▸ **WHAT IS REQUIRED**
Please give the listing again, word for word, with nothing left out.

─── DATA LINES

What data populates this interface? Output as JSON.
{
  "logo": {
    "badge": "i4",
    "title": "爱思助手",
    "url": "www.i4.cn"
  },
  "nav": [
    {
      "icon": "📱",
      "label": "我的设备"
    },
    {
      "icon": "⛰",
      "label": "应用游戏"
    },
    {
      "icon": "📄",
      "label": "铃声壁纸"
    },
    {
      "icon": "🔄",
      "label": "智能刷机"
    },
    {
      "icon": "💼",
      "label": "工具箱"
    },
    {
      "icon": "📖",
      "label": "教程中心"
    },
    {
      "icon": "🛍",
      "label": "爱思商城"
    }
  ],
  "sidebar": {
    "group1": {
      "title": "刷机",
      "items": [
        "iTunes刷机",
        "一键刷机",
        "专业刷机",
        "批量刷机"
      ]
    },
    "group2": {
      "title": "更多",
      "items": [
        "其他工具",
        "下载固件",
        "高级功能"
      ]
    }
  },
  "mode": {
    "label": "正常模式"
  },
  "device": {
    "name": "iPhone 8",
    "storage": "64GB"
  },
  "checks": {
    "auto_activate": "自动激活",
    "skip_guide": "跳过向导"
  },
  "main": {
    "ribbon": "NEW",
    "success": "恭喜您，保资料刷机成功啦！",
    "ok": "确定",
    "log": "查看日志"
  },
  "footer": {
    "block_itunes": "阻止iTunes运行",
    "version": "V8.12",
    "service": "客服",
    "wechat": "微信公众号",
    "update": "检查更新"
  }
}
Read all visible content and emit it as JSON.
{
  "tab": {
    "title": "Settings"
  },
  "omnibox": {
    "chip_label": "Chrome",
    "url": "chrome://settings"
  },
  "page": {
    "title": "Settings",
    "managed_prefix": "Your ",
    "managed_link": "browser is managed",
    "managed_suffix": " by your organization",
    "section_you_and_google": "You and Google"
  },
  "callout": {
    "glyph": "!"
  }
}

──────

▸ **ANSWER TO THE EXERCISE**
What data populates this interface? Output as JSON.
{
  "logo": {
    "badge": "i4",
    "title": "爱思助手",
    "url": "www.i4.cn"
  },
  "nav": [
    {
      "icon": "📱",
      "label": "我的设备"
    },
    {
      "icon": "⛰",
      "label": "应用游戏"
    },
    {
      "icon": "📄",
      "label": "铃声壁纸"
    },
    {
      "icon": "🔄",
      "label": "智能刷机"
    },
    {
      "icon": "💼",
      "label": "工具箱"
    },
    {
      "icon": "📖",
      "label": "教程中心"
    },
    {
      "icon": "🛍",
      "label": "爱思商城"
    }
  ],
  "sidebar": {
    "group1": {
      "title": "刷机",
      "items": [
        "iTunes刷机",
        "一键刷机",
        "专业刷机",
        "批量刷机"
      ]
    },
    "group2": {
      "title": "更多",
      "items": [
        "其他工具",
        "下载固件",
        "高级功能"
      ]
    }
  },
  "mode": {
    "label": "正常模式"
  },
  "device": {
    "name": "iPhone 8",
    "storage": "64GB"
  },
  "checks": {
    "auto_activate": "自动激活",
    "skip_guide": "跳过向导"
  },
  "main": {
    "ribbon": "NEW",
    "success": "恭喜您，保资料刷机成功啦！",
    "ok": "确定",
    "log": "查看日志"
  },
  "footer": {
    "block_itunes": "阻止iTunes运行",
    "version": "V8.12",
    "service": "客服",
    "wechat": "微信公众号",
    "update": "检查更新"
  }
}
Read all visible content and emit it as JSON.
{
  "tab": {
    "title": "Settings"
  },
  "omnibox": {
    "chip_label": "Chrome",
    "url": "chrome://settings"
  },
  "page": {
    "title": "Settings",
    "managed_prefix": "Your ",
    "managed_link": "browser is managed",
    "managed_suffix": " by your organization",
    "section_you_and_google": "You and Google"
  },
  "callout": {
    "glyph": "!"
  }
}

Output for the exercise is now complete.